__Challenge__
Count the lines in the data below where the string "meta" occurs, please, and give the number alone.

==== Data in this exercise ====

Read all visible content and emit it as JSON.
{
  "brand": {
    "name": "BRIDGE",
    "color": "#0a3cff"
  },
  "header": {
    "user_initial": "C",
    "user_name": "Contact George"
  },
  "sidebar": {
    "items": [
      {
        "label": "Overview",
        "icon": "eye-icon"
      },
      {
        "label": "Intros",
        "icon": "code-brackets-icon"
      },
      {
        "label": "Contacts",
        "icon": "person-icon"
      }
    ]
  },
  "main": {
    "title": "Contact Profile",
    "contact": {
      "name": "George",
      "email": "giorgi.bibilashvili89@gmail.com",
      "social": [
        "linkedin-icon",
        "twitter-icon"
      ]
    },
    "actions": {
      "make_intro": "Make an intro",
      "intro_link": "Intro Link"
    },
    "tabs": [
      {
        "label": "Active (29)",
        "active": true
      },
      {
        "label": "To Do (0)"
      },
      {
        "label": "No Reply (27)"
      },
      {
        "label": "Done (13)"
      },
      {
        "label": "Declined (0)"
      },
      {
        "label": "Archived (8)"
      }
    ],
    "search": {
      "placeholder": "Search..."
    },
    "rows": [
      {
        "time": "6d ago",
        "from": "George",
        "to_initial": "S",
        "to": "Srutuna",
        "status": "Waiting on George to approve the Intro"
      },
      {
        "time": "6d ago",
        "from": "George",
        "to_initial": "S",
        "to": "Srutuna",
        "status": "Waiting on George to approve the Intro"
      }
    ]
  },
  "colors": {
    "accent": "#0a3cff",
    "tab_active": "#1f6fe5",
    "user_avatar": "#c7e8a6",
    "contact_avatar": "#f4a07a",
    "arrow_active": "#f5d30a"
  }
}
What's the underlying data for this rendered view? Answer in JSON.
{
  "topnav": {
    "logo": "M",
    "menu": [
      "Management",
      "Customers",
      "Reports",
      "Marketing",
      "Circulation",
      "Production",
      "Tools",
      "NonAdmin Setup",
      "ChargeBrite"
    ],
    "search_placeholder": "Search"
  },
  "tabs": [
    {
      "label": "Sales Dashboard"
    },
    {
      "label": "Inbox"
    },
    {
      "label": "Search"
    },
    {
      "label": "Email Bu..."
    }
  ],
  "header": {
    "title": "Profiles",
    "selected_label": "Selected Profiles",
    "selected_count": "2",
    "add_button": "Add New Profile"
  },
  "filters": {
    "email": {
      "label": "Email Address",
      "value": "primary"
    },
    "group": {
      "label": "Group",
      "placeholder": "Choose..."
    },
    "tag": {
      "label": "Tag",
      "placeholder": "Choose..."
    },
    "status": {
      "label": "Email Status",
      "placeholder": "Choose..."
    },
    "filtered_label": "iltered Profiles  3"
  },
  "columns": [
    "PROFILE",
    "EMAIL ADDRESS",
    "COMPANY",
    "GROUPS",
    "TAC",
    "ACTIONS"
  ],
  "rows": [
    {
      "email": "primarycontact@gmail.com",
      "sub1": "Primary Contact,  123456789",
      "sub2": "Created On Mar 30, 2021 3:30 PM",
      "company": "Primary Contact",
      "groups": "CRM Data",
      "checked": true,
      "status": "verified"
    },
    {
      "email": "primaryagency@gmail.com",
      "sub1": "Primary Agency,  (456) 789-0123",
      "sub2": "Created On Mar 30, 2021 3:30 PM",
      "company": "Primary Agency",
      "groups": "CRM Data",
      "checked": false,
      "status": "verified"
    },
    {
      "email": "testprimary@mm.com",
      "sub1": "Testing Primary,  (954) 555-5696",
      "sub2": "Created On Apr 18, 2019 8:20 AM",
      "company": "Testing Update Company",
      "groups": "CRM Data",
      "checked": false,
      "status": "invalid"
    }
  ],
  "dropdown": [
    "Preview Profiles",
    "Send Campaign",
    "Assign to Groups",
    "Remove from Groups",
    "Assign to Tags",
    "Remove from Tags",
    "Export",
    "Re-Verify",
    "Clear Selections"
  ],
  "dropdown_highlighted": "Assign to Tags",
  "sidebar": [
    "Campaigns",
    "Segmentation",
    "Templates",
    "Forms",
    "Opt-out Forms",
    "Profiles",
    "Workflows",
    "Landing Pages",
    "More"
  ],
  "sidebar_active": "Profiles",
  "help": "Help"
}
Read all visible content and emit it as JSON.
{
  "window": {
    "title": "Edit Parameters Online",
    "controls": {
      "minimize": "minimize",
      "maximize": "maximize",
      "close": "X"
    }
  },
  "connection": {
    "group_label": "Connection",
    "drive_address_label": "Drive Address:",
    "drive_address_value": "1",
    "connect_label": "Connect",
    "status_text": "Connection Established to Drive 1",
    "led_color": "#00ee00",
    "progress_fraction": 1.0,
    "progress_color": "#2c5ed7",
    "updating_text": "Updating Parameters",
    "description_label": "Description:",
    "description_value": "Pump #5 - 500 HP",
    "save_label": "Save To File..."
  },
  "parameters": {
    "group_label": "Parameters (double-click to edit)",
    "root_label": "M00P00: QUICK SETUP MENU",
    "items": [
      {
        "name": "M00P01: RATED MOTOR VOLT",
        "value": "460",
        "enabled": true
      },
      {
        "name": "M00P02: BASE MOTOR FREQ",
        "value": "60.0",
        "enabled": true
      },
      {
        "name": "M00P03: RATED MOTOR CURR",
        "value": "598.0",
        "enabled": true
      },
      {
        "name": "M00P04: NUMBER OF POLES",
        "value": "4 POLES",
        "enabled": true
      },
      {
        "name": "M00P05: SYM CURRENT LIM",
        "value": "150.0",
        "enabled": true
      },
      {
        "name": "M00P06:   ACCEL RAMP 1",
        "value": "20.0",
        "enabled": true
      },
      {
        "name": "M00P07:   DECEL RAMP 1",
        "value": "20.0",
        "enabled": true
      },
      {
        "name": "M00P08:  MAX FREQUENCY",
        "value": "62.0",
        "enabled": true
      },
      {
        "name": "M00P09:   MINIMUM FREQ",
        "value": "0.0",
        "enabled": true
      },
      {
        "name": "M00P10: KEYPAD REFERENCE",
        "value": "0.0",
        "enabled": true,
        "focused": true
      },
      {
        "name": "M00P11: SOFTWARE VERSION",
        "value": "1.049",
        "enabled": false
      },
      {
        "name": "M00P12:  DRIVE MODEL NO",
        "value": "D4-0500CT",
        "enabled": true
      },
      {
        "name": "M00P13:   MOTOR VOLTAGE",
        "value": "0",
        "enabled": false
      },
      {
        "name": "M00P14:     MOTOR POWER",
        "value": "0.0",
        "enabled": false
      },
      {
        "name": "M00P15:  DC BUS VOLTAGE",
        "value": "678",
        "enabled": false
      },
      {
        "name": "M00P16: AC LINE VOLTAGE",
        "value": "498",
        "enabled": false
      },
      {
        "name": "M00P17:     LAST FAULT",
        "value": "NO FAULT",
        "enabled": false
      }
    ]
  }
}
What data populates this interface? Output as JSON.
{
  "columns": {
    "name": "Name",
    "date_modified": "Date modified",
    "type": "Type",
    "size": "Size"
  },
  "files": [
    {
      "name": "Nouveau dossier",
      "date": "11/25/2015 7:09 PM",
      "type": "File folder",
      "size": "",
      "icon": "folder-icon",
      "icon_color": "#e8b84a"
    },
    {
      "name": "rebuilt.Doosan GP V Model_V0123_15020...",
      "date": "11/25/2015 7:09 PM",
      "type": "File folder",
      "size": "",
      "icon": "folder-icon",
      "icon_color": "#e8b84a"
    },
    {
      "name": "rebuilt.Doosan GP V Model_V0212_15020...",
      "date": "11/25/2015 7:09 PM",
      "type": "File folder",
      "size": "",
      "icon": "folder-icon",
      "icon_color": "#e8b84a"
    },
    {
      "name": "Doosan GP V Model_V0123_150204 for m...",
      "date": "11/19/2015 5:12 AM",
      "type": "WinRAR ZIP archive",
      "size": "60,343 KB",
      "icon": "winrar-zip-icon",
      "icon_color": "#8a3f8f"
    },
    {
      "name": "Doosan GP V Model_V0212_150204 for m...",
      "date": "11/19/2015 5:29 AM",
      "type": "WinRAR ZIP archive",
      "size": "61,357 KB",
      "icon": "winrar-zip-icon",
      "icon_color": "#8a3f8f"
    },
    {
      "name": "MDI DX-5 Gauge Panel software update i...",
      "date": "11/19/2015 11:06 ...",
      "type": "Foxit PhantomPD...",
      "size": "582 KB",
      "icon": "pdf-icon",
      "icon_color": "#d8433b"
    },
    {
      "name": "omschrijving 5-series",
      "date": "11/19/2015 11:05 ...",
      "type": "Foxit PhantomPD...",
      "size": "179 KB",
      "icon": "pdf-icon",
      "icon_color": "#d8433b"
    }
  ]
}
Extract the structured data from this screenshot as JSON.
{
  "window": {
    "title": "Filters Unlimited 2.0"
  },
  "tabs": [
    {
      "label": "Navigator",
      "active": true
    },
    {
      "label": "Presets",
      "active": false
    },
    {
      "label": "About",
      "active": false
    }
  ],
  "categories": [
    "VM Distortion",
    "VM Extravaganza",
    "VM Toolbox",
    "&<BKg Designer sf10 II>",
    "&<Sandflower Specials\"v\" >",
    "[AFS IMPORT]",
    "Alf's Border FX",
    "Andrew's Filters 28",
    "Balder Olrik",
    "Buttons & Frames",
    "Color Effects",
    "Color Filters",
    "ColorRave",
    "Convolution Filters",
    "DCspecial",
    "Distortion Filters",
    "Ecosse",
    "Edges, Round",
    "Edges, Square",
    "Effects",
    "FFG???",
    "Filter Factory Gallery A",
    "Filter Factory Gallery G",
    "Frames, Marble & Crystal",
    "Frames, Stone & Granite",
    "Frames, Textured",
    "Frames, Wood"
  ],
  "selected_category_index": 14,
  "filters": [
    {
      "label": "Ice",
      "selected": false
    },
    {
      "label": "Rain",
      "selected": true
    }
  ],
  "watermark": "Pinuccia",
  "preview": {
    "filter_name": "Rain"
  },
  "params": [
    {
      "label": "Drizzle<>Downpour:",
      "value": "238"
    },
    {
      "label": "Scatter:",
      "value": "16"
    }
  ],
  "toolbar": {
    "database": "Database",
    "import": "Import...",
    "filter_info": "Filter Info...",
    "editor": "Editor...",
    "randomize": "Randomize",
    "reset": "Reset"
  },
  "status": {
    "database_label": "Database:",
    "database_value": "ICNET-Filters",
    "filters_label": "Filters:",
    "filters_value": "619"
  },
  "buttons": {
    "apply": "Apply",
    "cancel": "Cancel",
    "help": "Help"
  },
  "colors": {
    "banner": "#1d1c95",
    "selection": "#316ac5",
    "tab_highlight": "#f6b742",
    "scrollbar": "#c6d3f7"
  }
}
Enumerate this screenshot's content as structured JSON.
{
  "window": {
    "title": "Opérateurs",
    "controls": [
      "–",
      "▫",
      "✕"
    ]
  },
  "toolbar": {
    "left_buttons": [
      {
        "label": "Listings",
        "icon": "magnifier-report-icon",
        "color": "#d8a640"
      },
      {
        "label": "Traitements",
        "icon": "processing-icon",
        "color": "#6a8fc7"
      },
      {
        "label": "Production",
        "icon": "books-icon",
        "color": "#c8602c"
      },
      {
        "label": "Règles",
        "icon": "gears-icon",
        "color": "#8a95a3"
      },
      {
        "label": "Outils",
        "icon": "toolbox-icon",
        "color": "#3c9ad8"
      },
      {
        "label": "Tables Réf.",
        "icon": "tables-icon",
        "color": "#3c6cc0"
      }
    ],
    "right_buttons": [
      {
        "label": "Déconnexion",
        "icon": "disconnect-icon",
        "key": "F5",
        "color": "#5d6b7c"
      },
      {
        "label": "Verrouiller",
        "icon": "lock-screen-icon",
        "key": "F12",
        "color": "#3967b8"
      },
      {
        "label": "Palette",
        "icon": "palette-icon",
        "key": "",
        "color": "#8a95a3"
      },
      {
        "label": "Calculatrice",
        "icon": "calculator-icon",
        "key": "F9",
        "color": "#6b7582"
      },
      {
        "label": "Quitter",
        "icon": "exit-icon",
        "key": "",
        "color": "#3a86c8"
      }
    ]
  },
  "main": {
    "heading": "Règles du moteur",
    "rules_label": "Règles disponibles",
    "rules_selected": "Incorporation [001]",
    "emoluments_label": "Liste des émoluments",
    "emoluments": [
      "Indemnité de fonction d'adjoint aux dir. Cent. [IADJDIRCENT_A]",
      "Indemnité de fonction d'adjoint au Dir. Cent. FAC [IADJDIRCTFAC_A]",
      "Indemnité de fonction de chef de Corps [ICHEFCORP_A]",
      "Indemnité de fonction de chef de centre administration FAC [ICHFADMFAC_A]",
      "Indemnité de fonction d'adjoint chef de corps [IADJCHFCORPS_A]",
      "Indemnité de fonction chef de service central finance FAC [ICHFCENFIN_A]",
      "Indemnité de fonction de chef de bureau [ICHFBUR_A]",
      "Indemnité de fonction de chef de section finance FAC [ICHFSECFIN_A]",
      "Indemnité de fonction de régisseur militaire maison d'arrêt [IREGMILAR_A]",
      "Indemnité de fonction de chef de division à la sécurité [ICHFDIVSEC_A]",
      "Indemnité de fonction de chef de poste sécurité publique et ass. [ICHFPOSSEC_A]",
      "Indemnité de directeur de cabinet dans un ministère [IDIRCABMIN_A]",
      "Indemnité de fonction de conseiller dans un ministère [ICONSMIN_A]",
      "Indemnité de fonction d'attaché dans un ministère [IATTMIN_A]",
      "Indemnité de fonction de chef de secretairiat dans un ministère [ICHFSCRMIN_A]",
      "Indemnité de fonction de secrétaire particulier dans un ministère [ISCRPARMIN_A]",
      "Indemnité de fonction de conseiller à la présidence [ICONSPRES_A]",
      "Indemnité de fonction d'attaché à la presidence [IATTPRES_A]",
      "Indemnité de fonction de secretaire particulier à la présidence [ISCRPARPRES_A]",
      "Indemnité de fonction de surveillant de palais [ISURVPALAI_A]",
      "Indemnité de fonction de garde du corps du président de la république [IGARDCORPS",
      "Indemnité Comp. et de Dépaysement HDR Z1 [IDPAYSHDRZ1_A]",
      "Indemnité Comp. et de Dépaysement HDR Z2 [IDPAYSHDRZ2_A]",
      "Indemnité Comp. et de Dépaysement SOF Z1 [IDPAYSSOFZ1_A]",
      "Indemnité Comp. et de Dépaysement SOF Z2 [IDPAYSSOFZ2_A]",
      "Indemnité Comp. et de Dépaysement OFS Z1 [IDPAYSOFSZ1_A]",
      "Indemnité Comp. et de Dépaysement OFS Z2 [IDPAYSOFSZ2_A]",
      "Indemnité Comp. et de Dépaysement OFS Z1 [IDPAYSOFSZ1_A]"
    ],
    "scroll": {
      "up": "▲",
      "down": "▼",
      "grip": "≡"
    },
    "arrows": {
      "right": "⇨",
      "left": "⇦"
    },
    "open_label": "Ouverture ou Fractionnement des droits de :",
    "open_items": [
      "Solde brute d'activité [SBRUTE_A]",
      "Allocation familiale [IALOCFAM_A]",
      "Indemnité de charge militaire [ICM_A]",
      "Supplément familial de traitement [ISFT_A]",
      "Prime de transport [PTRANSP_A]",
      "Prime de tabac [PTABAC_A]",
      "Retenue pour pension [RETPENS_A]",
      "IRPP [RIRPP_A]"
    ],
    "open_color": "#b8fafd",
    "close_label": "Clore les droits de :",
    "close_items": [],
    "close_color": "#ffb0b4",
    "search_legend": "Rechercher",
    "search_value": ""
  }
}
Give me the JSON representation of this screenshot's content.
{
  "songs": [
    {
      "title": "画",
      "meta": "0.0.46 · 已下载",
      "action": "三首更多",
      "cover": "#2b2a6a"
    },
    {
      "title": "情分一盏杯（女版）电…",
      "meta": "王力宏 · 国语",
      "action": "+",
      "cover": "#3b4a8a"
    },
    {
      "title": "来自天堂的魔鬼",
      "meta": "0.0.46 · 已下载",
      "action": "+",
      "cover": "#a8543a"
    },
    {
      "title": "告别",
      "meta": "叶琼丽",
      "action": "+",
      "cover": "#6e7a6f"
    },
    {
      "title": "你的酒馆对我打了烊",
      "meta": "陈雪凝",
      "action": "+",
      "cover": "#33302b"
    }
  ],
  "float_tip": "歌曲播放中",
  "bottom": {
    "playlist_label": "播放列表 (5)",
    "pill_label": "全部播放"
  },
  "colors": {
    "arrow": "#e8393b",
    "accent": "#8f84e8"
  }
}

====

__Final result__
5